─── Given information ───

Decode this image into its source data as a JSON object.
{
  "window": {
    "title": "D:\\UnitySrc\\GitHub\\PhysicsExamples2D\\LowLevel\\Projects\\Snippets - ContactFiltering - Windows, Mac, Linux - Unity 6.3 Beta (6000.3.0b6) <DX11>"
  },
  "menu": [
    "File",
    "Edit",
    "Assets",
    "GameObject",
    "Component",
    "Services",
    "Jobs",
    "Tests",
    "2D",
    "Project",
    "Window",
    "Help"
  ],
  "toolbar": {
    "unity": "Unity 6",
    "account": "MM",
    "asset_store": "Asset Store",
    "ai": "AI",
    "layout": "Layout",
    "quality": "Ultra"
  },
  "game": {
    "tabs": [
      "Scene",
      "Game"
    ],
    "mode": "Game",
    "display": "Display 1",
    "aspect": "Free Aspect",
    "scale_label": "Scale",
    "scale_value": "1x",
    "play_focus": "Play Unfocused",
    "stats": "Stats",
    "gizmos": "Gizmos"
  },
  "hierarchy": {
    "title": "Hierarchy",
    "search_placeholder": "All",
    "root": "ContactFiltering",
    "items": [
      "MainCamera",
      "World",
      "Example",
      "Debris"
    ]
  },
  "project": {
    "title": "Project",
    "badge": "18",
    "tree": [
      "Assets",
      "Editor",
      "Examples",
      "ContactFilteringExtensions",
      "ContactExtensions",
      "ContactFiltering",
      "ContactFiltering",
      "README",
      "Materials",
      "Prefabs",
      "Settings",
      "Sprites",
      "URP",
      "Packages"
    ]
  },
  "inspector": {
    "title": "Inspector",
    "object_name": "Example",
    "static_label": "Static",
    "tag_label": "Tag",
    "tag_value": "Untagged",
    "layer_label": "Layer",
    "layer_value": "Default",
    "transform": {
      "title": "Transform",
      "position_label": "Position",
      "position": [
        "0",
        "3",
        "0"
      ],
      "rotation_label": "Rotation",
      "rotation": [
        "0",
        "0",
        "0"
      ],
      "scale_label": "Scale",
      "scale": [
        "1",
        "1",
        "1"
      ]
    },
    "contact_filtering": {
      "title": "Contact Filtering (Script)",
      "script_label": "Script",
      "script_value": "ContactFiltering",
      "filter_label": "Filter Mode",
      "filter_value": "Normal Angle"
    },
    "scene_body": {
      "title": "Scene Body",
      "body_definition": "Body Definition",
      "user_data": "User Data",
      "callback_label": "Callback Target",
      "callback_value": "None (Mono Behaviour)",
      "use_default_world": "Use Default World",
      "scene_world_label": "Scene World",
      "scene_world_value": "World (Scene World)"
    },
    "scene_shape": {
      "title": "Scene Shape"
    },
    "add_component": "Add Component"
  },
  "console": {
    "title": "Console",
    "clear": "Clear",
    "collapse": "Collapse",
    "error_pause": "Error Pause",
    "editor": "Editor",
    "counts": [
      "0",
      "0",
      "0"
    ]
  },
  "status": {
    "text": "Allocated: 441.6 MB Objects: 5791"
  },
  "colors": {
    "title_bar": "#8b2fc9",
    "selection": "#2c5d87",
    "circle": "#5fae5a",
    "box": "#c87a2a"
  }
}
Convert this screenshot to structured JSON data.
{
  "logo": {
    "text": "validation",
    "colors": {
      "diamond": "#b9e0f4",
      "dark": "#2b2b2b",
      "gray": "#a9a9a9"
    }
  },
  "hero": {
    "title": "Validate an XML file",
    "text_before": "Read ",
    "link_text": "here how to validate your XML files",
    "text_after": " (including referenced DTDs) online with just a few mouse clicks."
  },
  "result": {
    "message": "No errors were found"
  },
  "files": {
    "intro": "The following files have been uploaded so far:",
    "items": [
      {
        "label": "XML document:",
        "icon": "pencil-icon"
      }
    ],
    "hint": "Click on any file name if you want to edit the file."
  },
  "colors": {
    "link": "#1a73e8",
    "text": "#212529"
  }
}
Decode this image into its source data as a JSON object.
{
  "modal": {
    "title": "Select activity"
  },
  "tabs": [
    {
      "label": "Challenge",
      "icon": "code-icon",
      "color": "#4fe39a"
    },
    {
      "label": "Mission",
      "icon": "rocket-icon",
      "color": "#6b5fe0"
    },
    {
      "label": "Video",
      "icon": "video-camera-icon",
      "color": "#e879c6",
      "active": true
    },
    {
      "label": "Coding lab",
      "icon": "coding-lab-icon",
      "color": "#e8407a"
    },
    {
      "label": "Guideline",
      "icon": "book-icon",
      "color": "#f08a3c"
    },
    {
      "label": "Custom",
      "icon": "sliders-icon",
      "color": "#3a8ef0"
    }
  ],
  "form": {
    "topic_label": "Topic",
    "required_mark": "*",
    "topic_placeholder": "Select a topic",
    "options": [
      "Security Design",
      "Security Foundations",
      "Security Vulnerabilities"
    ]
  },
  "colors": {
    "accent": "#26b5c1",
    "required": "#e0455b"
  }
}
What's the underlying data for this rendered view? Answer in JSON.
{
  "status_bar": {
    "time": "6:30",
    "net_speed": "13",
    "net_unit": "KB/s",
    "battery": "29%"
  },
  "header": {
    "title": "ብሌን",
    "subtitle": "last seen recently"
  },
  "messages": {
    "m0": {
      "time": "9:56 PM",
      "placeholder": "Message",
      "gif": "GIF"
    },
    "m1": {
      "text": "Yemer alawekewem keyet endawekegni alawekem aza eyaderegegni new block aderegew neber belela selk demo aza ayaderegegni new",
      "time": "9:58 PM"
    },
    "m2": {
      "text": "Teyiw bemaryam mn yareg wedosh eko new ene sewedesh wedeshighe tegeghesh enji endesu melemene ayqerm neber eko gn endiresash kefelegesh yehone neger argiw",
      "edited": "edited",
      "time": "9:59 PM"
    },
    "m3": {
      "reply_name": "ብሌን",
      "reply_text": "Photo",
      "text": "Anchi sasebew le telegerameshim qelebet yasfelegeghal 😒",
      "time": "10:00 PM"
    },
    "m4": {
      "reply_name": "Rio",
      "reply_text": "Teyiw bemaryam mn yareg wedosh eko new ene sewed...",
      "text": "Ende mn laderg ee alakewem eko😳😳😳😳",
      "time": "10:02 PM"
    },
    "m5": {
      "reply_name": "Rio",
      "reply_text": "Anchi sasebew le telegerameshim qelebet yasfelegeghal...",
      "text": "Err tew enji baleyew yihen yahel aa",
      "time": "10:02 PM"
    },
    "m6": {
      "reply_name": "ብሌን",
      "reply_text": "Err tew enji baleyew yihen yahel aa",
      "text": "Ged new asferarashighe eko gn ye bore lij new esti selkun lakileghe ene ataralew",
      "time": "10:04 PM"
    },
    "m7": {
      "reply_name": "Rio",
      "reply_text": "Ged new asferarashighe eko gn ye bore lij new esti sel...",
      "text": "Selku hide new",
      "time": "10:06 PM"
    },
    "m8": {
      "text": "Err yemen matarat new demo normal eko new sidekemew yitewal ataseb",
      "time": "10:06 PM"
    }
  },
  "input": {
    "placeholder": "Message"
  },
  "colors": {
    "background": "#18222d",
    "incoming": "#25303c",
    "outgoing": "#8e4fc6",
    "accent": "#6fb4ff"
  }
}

───

▶ _Request_: Copy the records above exactly as they appear.

▶ _Task response_:
Decode this image into its source data as a JSON object.
{
  "window": {
    "title": "D:\\UnitySrc\\GitHub\\PhysicsExamples2D\\LowLevel\\Projects\\Snippets - ContactFiltering - Windows, Mac, Linux - Unity 6.3 Beta (6000.3.0b6) <DX11>"
  },
  "menu": [
    "File",
    "Edit",
    "Assets",
    "GameObject",
    "Component",
    "Services",
    "Jobs",
    "Tests",
    "2D",
    "Project",
    "Window",
    "Help"
  ],
  "toolbar": {
    "unity": "Unity 6",
    "account": "MM",
    "asset_store": "Asset Store",
    "ai": "AI",
    "layout": "Layout",
    "quality": "Ultra"
  },
  "game": {
    "tabs": [
      "Scene",
      "Game"
    ],
    "mode": "Game",
    "display": "Display 1",
    "aspect": "Free Aspect",
    "scale_label": "Scale",
    "scale_value": "1x",
    "play_focus": "Play Unfocused",
    "stats": "Stats",
    "gizmos": "Gizmos"
  },
  "hierarchy": {
    "title": "Hierarchy",
    "search_placeholder": "All",
    "root": "ContactFiltering",
    "items": [
      "MainCamera",
      "World",
      "Example",
      "Debris"
    ]
  },
  "project": {
    "title": "Project",
    "badge": "18",
    "tree": [
      "Assets",
      "Editor",
      "Examples",
      "ContactFilteringExtensions",
      "ContactExtensions",
      "ContactFiltering",
      "ContactFiltering",
      "README",
      "Materials",
      "Prefabs",
      "Settings",
      "Sprites",
      "URP",
      "Packages"
    ]
  },
  "inspector": {
    "title": "Inspector",
    "object_name": "Example",
    "static_label": "Static",
    "tag_label": "Tag",
    "tag_value": "Untagged",
    "layer_label": "Layer",
    "layer_value": "Default",
    "transform": {
      "title": "Transform",
      "position_label": "Position",
      "position": [
        "0",
        "3",
        "0"
      ],
      "rotation_label": "Rotation",
      "rotation": [
        "0",
        "0",
        "0"
      ],
      "scale_label": "Scale",
      "scale": [
        "1",
        "1",
        "1"
      ]
    },
    "contact_filtering": {
      "title": "Contact Filtering (Script)",
      "script_label": "Script",
      "script_value": "ContactFiltering",
      "filter_label": "Filter Mode",
      "filter_value": "Normal Angle"
    },
    "scene_body": {
      "title": "Scene Body",
      "body_definition": "Body Definition",
      "user_data": "User Data",
      "callback_label": "Callback Target",
      "callback_value": "None (Mono Behaviour)",
      "use_default_world": "Use Default World",
      "scene_world_label": "Scene World",
      "scene_world_value": "World (Scene World)"
    },
    "scene_shape": {
      "title": "Scene Shape"
    },
    "add_component": "Add Component"
  },
  "console": {
    "title": "Console",
    "clear": "Clear",
    "collapse": "Collapse",
    "error_pause": "Error Pause",
    "editor": "Editor",
    "counts": [
      "0",
      "0",
      "0"
    ]
  },
  "status": {
    "text": "Allocated: 441.6 MB Objects: 5791"
  },
  "colors": {
    "title_bar": "#8b2fc9",
    "selection": "#2c5d87",
    "circle": "#5fae5a",
    "box": "#c87a2a"
  }
}
Convert this screenshot to structured JSON data.
{
  "logo": {
    "text": "validation",
    "colors": {
      "diamond": "#b9e0f4",
      "dark": "#2b2b2b",
      "gray": "#a9a9a9"
    }
  },
  "hero": {
    "title": "Validate an XML file",
    "text_before": "Read ",
    "link_text": "here how to validate your XML files",
    "text_after": " (including referenced DTDs) online with just a few mouse clicks."
  },
  "result": {
    "message": "No errors were found"
  },
  "files": {
    "intro": "The following files have been uploaded so far:",
    "items": [
      {
        "label": "XML document:",
        "icon": "pencil-icon"
      }
    ],
    "hint": "Click on any file name if you want to edit the file."
  },
  "colors": {
    "link": "#1a73e8",
    "text": "#212529"
  }
}
Decode this image into its source data as a JSON object.
{
  "modal": {
    "title": "Select activity"
  },
  "tabs": [
    {
      "label": "Challenge",
      "icon": "code-icon",
      "color": "#4fe39a"
    },
    {
      "label": "Mission",
      "icon": "rocket-icon",
      "color": "#6b5fe0"
    },
    {
      "label": "Video",
      "icon": "video-camera-icon",
      "color": "#e879c6",
      "active": true
    },
    {
      "label": "Coding lab",
      "icon": "coding-lab-icon",
      "color": "#e8407a"
    },
    {
      "label": "Guideline",
      "icon": "book-icon",
      "color": "#f08a3c"
    },
    {
      "label": "Custom",
      "icon": "sliders-icon",
      "color": "#3a8ef0"
    }
  ],
  "form": {
    "topic_label": "Topic",
    "required_mark": "*",
    "topic_placeholder": "Select a topic",
    "options": [
      "Security Design",
      "Security Foundations",
      "Security Vulnerabilities"
    ]
  },
  "colors": {
    "accent": "#26b5c1",
    "required": "#e0455b"
  }
}
What's the underlying data for this rendered view? Answer in JSON.
{
  "status_bar": {
    "time": "6:30",
    "net_speed": "13",
    "net_unit": "KB/s",
    "battery": "29%"
  },
  "header": {
    "title": "ብሌን",
    "subtitle": "last seen recently"
  },
  "messages": {
    "m0": {
      "time": "9:56 PM",
      "placeholder": "Message",
      "gif": "GIF"
    },
    "m1": {
      "text": "Yemer alawekewem keyet endawekegni alawekem aza eyaderegegni new block aderegew neber belela selk demo aza ayaderegegni new",
      "time": "9:58 PM"
    },
    "m2": {
      "text": "Teyiw bemaryam mn yareg wedosh eko new ene sewedesh wedeshighe tegeghesh enji endesu melemene ayqerm neber eko gn endiresash kefelegesh yehone neger argiw",
      "edited": "edited",
      "time": "9:59 PM"
    },
    "m3": {
      "reply_name": "ብሌን",
      "reply_text": "Photo",
      "text": "Anchi sasebew le telegerameshim qelebet yasfelegeghal 😒",
      "time": "10:00 PM"
    },
    "m4": {
      "reply_name": "Rio",
      "reply_text": "Teyiw bemaryam mn yareg wedosh eko new ene sewed...",
      "text": "Ende mn laderg ee alakewem eko😳😳😳😳",
      "time": "10:02 PM"
    },
    "m5": {
      "reply_name": "Rio",
      "reply_text": "Anchi sasebew le telegerameshim qelebet yasfelegeghal...",
      "text": "Err tew enji baleyew yihen yahel aa",
      "time": "10:02 PM"
    },
    "m6": {
      "reply_name": "ብሌን",
      "reply_text": "Err tew enji baleyew yihen yahel aa",
      "text": "Ged new asferarashighe eko gn ye bore lij new esti selkun lakileghe ene ataralew",
      "time": "10:04 PM"
    },
    "m7": {
      "reply_name": "Rio",
      "reply_text": "Ged new asferarashighe eko gn ye bore lij new esti sel...",
      "text": "Selku hide new",
      "time": "10:06 PM"
    },
    "m8": {
      "text": "Err yemen matarat new demo normal eko new sidekemew yitewal ataseb",
      "time": "10:06 PM"
    }
  },
  "input": {
    "placeholder": "Message"
  },
  "colors": {
    "background": "#18222d",
    "incoming": "#25303c",
    "outgoing": "#8e4fc6",
    "accent": "#6fb4ff"
  }
}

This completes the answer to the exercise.